> **What the task requires**:
Identify the lines containing the word "Blog". Copy each one.

--- Begin Task input ---

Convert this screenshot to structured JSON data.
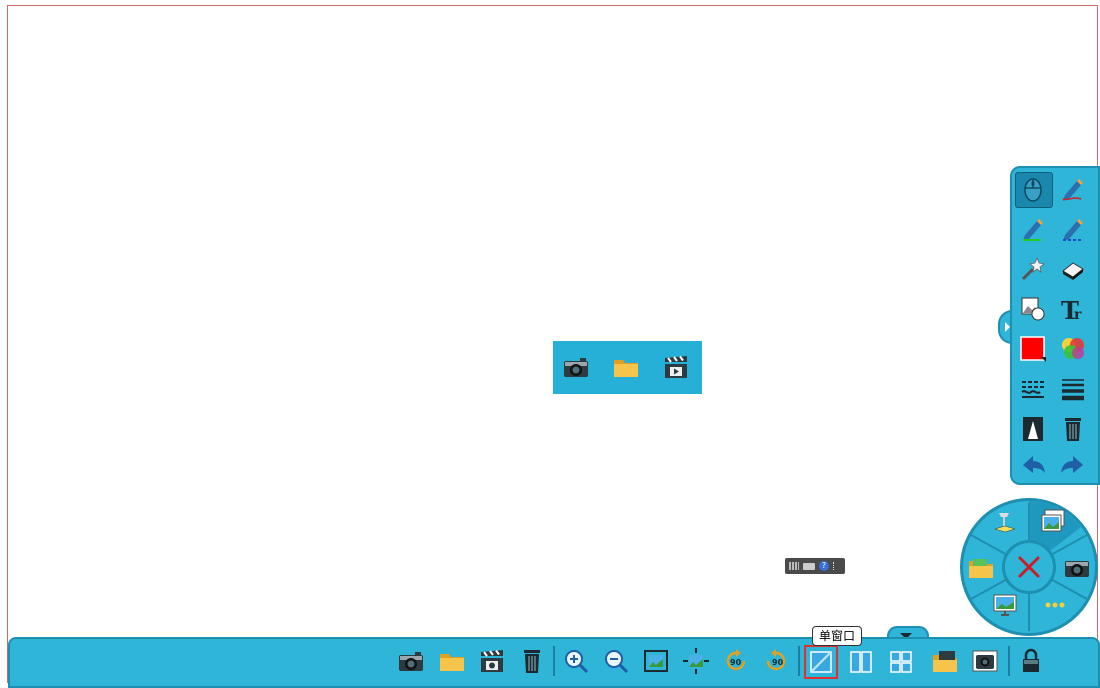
{
  "media_bar": {
    "items": [
      {
        "name": "camera-icon"
      },
      {
        "name": "folder-icon"
      },
      {
        "name": "video-clapper-icon"
      }
    ]
  },
  "side_toolbar": {
    "items": [
      {
        "name": "mouse-pointer-icon"
      },
      {
        "name": "pen-icon"
      },
      {
        "name": "highlighter-icon"
      },
      {
        "name": "laser-pen-icon"
      },
      {
        "name": "magic-wand-icon"
      },
      {
        "name": "eraser-icon"
      },
      {
        "name": "shape-icon"
      },
      {
        "name": "text-icon"
      },
      {
        "name": "color-swatch-icon",
        "color": "#ff0000"
      },
      {
        "name": "color-palette-icon"
      },
      {
        "name": "line-style-icon"
      },
      {
        "name": "line-width-icon"
      },
      {
        "name": "spotlight-icon"
      },
      {
        "name": "trash-icon"
      },
      {
        "name": "undo-icon"
      },
      {
        "name": "redo-icon"
      }
    ]
  },
  "radial_menu": {
    "items": [
      {
        "name": "document-camera-icon"
      },
      {
        "name": "image-gallery-icon"
      },
      {
        "name": "folder-open-icon"
      },
      {
        "name": "camera-icon"
      },
      {
        "name": "display-icon"
      },
      {
        "name": "more-icon"
      }
    ],
    "close": {
      "name": "close-icon"
    }
  },
  "bottom_toolbar": {
    "items": [
      {
        "name": "camera-icon"
      },
      {
        "name": "folder-icon"
      },
      {
        "name": "video-clapper-icon"
      },
      {
        "name": "trash-icon"
      },
      {
        "name": "zoom-in-icon"
      },
      {
        "name": "zoom-out-icon"
      },
      {
        "name": "fit-screen-icon"
      },
      {
        "name": "fit-width-icon"
      },
      {
        "name": "rotate-left-icon",
        "label": "90"
      },
      {
        "name": "rotate-right-icon",
        "label": "90"
      },
      {
        "name": "single-window-icon"
      },
      {
        "name": "dual-window-icon"
      },
      {
        "name": "quad-window-icon"
      },
      {
        "name": "media-folder-icon"
      },
      {
        "name": "capture-icon"
      },
      {
        "name": "lock-icon"
      }
    ],
    "tooltip": "单窗口"
  },
  "colors": {
    "accent": "#2fb5d8",
    "border": "#1d8fb0",
    "active_swatch": "#ff0000"
  }
}
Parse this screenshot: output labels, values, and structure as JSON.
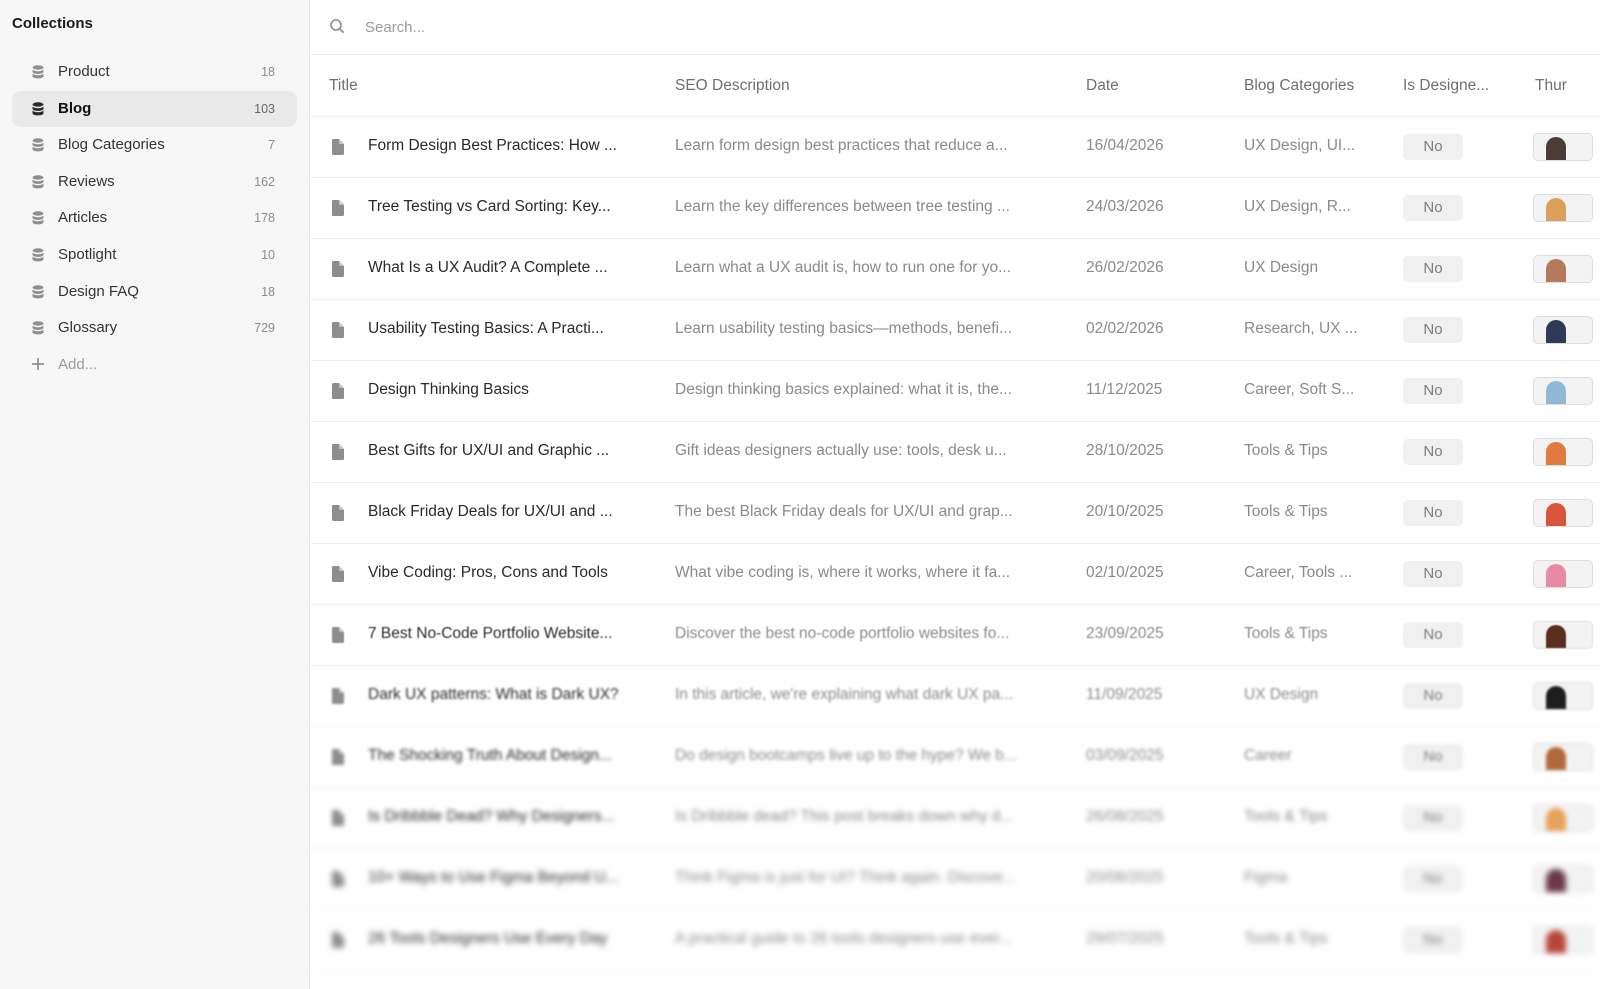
{
  "sidebar": {
    "title": "Collections",
    "items": [
      {
        "label": "Product",
        "count": "18",
        "active": false
      },
      {
        "label": "Blog",
        "count": "103",
        "active": true
      },
      {
        "label": "Blog Categories",
        "count": "7",
        "active": false
      },
      {
        "label": "Reviews",
        "count": "162",
        "active": false
      },
      {
        "label": "Articles",
        "count": "178",
        "active": false
      },
      {
        "label": "Spotlight",
        "count": "10",
        "active": false
      },
      {
        "label": "Design FAQ",
        "count": "18",
        "active": false
      },
      {
        "label": "Glossary",
        "count": "729",
        "active": false
      }
    ],
    "add_label": "Add..."
  },
  "search": {
    "placeholder": "Search..."
  },
  "table": {
    "headers": [
      "Title",
      "SEO Description",
      "Date",
      "Blog Categories",
      "Is Designe...",
      "Thur"
    ],
    "rows": [
      {
        "title": "Form Design Best Practices: How ...",
        "desc": "Learn form design best practices that reduce a...",
        "date": "16/04/2026",
        "category": "UX Design, UI...",
        "is_designer": "No",
        "thumb_color": "#4a3b36"
      },
      {
        "title": "Tree Testing vs Card Sorting: Key...",
        "desc": "Learn the key differences between tree testing ...",
        "date": "24/03/2026",
        "category": "UX Design, R...",
        "is_designer": "No",
        "thumb_color": "#d9a15a"
      },
      {
        "title": "What Is a UX Audit? A Complete ...",
        "desc": "Learn what a UX audit is, how to run one for yo...",
        "date": "26/02/2026",
        "category": "UX Design",
        "is_designer": "No",
        "thumb_color": "#b57a5c"
      },
      {
        "title": "Usability Testing Basics: A Practi...",
        "desc": "Learn usability testing basics—methods, benefi...",
        "date": "02/02/2026",
        "category": "Research, UX ...",
        "is_designer": "No",
        "thumb_color": "#2f3a57"
      },
      {
        "title": "Design Thinking Basics",
        "desc": "Design thinking basics explained: what it is, the...",
        "date": "11/12/2025",
        "category": "Career, Soft S...",
        "is_designer": "No",
        "thumb_color": "#8fb8d6"
      },
      {
        "title": "Best Gifts for UX/UI and Graphic ...",
        "desc": "Gift ideas designers actually use: tools, desk u...",
        "date": "28/10/2025",
        "category": "Tools & Tips",
        "is_designer": "No",
        "thumb_color": "#e07a3f"
      },
      {
        "title": "Black Friday Deals for UX/UI and ...",
        "desc": "The best Black Friday deals for UX/UI and grap...",
        "date": "20/10/2025",
        "category": "Tools & Tips",
        "is_designer": "No",
        "thumb_color": "#d9553a"
      },
      {
        "title": "Vibe Coding: Pros, Cons and Tools",
        "desc": "What vibe coding is, where it works, where it fa...",
        "date": "02/10/2025",
        "category": "Career, Tools ...",
        "is_designer": "No",
        "thumb_color": "#e88aa5"
      },
      {
        "title": "7 Best No-Code Portfolio Website...",
        "desc": "Discover the best no-code portfolio websites fo...",
        "date": "23/09/2025",
        "category": "Tools & Tips",
        "is_designer": "No",
        "thumb_color": "#5a2e1f"
      },
      {
        "title": "Dark UX patterns: What is Dark UX?",
        "desc": "In this article, we're explaining what dark UX pa...",
        "date": "11/09/2025",
        "category": "UX Design",
        "is_designer": "No",
        "thumb_color": "#1e1e1e"
      },
      {
        "title": "The Shocking Truth About Design...",
        "desc": "Do design bootcamps live up to the hype? We b...",
        "date": "03/09/2025",
        "category": "Career",
        "is_designer": "No",
        "thumb_color": "#b06a3a"
      },
      {
        "title": "Is Dribbble Dead? Why Designers...",
        "desc": "Is Dribbble dead? This post breaks down why d...",
        "date": "26/08/2025",
        "category": "Tools & Tips",
        "is_designer": "No",
        "thumb_color": "#e8a35a"
      },
      {
        "title": "10+ Ways to Use Figma Beyond U...",
        "desc": "Think Figma is just for UI? Think again. Discove...",
        "date": "20/08/2025",
        "category": "Figma",
        "is_designer": "No",
        "thumb_color": "#6a3a4a"
      },
      {
        "title": "26 Tools Designers Use Every Day",
        "desc": "A practical guide to 26 tools designers use ever...",
        "date": "29/07/2025",
        "category": "Tools & Tips",
        "is_designer": "No",
        "thumb_color": "#b8453a"
      }
    ]
  }
}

--- End Task input ---

> **Result**:
        "label": "Blog",
        "label": "Blog Categories",
      "Blog Categories",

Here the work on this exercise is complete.